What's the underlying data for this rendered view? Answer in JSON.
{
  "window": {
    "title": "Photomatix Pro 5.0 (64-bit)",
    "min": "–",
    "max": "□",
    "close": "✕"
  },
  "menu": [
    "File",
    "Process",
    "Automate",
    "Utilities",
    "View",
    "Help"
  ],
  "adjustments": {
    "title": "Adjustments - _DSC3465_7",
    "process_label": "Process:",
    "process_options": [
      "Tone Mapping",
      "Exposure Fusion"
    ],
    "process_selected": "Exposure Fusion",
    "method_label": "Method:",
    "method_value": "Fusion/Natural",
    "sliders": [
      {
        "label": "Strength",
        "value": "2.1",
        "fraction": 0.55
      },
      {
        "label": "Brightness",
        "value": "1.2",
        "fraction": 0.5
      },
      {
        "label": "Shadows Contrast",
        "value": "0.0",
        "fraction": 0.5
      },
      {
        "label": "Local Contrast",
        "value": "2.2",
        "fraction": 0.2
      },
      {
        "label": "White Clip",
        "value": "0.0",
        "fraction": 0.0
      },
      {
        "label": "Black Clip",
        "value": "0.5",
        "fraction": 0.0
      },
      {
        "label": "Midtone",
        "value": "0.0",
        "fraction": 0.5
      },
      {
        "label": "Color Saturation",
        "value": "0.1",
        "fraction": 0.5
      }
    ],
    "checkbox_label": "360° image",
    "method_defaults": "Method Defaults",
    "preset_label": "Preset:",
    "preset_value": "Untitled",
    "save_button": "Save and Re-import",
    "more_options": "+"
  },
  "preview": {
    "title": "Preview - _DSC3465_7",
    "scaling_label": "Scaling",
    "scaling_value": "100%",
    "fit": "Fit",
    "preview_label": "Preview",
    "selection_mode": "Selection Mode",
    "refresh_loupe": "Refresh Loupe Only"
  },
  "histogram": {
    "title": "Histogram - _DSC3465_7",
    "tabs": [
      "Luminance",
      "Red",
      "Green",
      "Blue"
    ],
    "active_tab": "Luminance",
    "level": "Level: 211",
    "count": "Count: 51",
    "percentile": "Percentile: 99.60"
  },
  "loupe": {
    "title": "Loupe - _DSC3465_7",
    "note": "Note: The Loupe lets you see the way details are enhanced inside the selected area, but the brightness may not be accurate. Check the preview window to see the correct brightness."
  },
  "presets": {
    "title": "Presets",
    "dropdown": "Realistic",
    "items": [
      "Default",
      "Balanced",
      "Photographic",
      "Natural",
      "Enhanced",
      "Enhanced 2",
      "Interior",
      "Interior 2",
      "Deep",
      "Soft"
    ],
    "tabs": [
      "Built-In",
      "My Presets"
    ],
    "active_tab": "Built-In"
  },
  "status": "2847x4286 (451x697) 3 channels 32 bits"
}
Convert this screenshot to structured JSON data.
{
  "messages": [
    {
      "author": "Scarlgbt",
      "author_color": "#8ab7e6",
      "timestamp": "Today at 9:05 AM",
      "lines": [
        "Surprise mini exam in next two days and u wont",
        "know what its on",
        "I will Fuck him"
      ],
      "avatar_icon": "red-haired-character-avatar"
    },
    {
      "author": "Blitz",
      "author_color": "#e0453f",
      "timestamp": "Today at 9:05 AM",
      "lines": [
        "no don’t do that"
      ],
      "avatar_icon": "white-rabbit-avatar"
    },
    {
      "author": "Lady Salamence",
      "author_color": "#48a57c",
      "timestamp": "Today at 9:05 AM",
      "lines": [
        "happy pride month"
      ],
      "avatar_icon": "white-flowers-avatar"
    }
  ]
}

TASK REQUIREMENTS: Repeat the material from above exactly, word for word.

ANSWER FOR THIS EXERCISE:
What's the underlying data for this rendered view? Answer in JSON.
{
  "window": {
    "title": "Photomatix Pro 5.0 (64-bit)",
    "min": "–",
    "max": "□",
    "close": "✕"
  },
  "menu": [
    "File",
    "Process",
    "Automate",
    "Utilities",
    "View",
    "Help"
  ],
  "adjustments": {
    "title": "Adjustments - _DSC3465_7",
    "process_label": "Process:",
    "process_options": [
      "Tone Mapping",
      "Exposure Fusion"
    ],
    "process_selected": "Exposure Fusion",
    "method_label": "Method:",
    "method_value": "Fusion/Natural",
    "sliders": [
      {
        "label": "Strength",
        "value": "2.1",
        "fraction": 0.55
      },
      {
        "label": "Brightness",
        "value": "1.2",
        "fraction": 0.5
      },
      {
        "label": "Shadows Contrast",
        "value": "0.0",
        "fraction": 0.5
      },
      {
        "label": "Local Contrast",
        "value": "2.2",
        "fraction": 0.2
      },
      {
        "label": "White Clip",
        "value": "0.0",
        "fraction": 0.0
      },
      {
        "label": "Black Clip",
        "value": "0.5",
        "fraction": 0.0
      },
      {
        "label": "Midtone",
        "value": "0.0",
        "fraction": 0.5
      },
      {
        "label": "Color Saturation",
        "value": "0.1",
        "fraction": 0.5
      }
    ],
    "checkbox_label": "360° image",
    "method_defaults": "Method Defaults",
    "preset_label": "Preset:",
    "preset_value": "Untitled",
    "save_button": "Save and Re-import",
    "more_options": "+"
  },
  "preview": {
    "title": "Preview - _DSC3465_7",
    "scaling_label": "Scaling",
    "scaling_value": "100%",
    "fit": "Fit",
    "preview_label": "Preview",
    "selection_mode": "Selection Mode",
    "refresh_loupe": "Refresh Loupe Only"
  },
  "histogram": {
    "title": "Histogram - _DSC3465_7",
    "tabs": [
      "Luminance",
      "Red",
      "Green",
      "Blue"
    ],
    "active_tab": "Luminance",
    "level": "Level: 211",
    "count": "Count: 51",
    "percentile": "Percentile: 99.60"
  },
  "loupe": {
    "title": "Loupe - _DSC3465_7",
    "note": "Note: The Loupe lets you see the way details are enhanced inside the selected area, but the brightness may not be accurate. Check the preview window to see the correct brightness."
  },
  "presets": {
    "title": "Presets",
    "dropdown": "Realistic",
    "items": [
      "Default",
      "Balanced",
      "Photographic",
      "Natural",
      "Enhanced",
      "Enhanced 2",
      "Interior",
      "Interior 2",
      "Deep",
      "Soft"
    ],
    "tabs": [
      "Built-In",
      "My Presets"
    ],
    "active_tab": "Built-In"
  },
  "status": "2847x4286 (451x697) 3 channels 32 bits"
}
Convert this screenshot to structured JSON data.
{
  "messages": [
    {
      "author": "Scarlgbt",
      "author_color": "#8ab7e6",
      "timestamp": "Today at 9:05 AM",
      "lines": [
        "Surprise mini exam in next two days and u wont",
        "know what its on",
        "I will Fuck him"
      ],
      "avatar_icon": "red-haired-character-avatar"
    },
    {
      "author": "Blitz",
      "author_color": "#e0453f",
      "timestamp": "Today at 9:05 AM",
      "lines": [
        "no don’t do that"
      ],
      "avatar_icon": "white-rabbit-avatar"
    },
    {
      "author": "Lady Salamence",
      "author_color": "#48a57c",
      "timestamp": "Today at 9:05 AM",
      "lines": [
        "happy pride month"
      ],
      "avatar_icon": "white-flowers-avatar"
    }
  ]
}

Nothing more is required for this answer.